* start Records provided *

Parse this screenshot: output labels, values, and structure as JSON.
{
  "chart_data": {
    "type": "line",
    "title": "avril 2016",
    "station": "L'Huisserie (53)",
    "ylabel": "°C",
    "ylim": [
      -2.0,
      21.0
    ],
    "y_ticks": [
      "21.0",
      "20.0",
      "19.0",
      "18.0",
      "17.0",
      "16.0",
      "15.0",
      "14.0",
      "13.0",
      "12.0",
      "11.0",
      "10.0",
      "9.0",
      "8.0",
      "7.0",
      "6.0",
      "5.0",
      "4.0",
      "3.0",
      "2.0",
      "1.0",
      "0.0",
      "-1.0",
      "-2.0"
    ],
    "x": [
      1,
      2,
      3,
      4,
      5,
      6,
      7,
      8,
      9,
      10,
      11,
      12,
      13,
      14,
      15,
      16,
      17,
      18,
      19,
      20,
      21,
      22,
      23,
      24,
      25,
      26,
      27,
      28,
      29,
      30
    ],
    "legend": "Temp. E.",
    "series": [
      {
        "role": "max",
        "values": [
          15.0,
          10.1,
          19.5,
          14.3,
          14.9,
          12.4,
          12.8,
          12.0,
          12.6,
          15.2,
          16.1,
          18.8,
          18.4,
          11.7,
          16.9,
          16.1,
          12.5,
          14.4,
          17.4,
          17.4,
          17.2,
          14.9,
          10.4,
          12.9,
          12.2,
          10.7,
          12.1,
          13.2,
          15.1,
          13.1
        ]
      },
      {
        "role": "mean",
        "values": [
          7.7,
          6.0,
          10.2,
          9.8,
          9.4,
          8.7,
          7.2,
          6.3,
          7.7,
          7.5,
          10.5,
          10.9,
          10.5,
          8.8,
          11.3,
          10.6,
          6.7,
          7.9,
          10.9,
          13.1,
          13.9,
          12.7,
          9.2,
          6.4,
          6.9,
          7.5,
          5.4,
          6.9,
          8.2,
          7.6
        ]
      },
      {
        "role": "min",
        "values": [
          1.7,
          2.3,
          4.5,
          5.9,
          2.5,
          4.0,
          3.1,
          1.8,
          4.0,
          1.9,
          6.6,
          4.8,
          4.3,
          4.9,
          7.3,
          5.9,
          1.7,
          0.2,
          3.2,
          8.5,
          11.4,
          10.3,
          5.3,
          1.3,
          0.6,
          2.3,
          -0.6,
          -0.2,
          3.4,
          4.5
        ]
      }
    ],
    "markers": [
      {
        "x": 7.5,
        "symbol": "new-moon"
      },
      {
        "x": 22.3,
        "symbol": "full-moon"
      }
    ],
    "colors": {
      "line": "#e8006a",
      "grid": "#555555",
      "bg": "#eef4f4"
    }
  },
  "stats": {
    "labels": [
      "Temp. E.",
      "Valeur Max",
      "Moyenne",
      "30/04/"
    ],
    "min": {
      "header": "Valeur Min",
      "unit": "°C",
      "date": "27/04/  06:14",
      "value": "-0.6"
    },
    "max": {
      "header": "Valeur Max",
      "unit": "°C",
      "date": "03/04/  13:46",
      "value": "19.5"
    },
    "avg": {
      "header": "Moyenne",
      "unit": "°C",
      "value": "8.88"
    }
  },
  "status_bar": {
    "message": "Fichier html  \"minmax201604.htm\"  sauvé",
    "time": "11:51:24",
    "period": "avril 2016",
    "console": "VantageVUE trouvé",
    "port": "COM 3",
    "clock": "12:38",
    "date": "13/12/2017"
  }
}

* end Records provided *

▶ _Problem description_
Each line of the listing should be copied exactly.

▶ _Answer to this exercise_
Parse this screenshot: output labels, values, and structure as JSON.
{
  "chart_data": {
    "type": "line",
    "title": "avril 2016",
    "station": "L'Huisserie (53)",
    "ylabel": "°C",
    "ylim": [
      -2.0,
      21.0
    ],
    "y_ticks": [
      "21.0",
      "20.0",
      "19.0",
      "18.0",
      "17.0",
      "16.0",
      "15.0",
      "14.0",
      "13.0",
      "12.0",
      "11.0",
      "10.0",
      "9.0",
      "8.0",
      "7.0",
      "6.0",
      "5.0",
      "4.0",
      "3.0",
      "2.0",
      "1.0",
      "0.0",
      "-1.0",
      "-2.0"
    ],
    "x": [
      1,
      2,
      3,
      4,
      5,
      6,
      7,
      8,
      9,
      10,
      11,
      12,
      13,
      14,
      15,
      16,
      17,
      18,
      19,
      20,
      21,
      22,
      23,
      24,
      25,
      26,
      27,
      28,
      29,
      30
    ],
    "legend": "Temp. E.",
    "series": [
      {
        "role": "max",
        "values": [
          15.0,
          10.1,
          19.5,
          14.3,
          14.9,
          12.4,
          12.8,
          12.0,
          12.6,
          15.2,
          16.1,
          18.8,
          18.4,
          11.7,
          16.9,
          16.1,
          12.5,
          14.4,
          17.4,
          17.4,
          17.2,
          14.9,
          10.4,
          12.9,
          12.2,
          10.7,
          12.1,
          13.2,
          15.1,
          13.1
        ]
      },
      {
        "role": "mean",
        "values": [
          7.7,
          6.0,
          10.2,
          9.8,
          9.4,
          8.7,
          7.2,
          6.3,
          7.7,
          7.5,
          10.5,
          10.9,
          10.5,
          8.8,
          11.3,
          10.6,
          6.7,
          7.9,
          10.9,
          13.1,
          13.9,
          12.7,
          9.2,
          6.4,
          6.9,
          7.5,
          5.4,
          6.9,
          8.2,
          7.6
        ]
      },
      {
        "role": "min",
        "values": [
          1.7,
          2.3,
          4.5,
          5.9,
          2.5,
          4.0,
          3.1,
          1.8,
          4.0,
          1.9,
          6.6,
          4.8,
          4.3,
          4.9,
          7.3,
          5.9,
          1.7,
          0.2,
          3.2,
          8.5,
          11.4,
          10.3,
          5.3,
          1.3,
          0.6,
          2.3,
          -0.6,
          -0.2,
          3.4,
          4.5
        ]
      }
    ],
    "markers": [
      {
        "x": 7.5,
        "symbol": "new-moon"
      },
      {
        "x": 22.3,
        "symbol": "full-moon"
      }
    ],
    "colors": {
      "line": "#e8006a",
      "grid": "#555555",
      "bg": "#eef4f4"
    }
  },
  "stats": {
    "labels": [
      "Temp. E.",
      "Valeur Max",
      "Moyenne",
      "30/04/"
    ],
    "min": {
      "header": "Valeur Min",
      "unit": "°C",
      "date": "27/04/  06:14",
      "value": "-0.6"
    },
    "max": {
      "header": "Valeur Max",
      "unit": "°C",
      "date": "03/04/  13:46",
      "value": "19.5"
    },
    "avg": {
      "header": "Moyenne",
      "unit": "°C",
      "value": "8.88"
    }
  },
  "status_bar": {
    "message": "Fichier html  \"minmax201604.htm\"  sauvé",
    "time": "11:51:24",
    "period": "avril 2016",
    "console": "VantageVUE trouvé",
    "port": "COM 3",
    "clock": "12:38",
    "date": "13/12/2017"
  }
}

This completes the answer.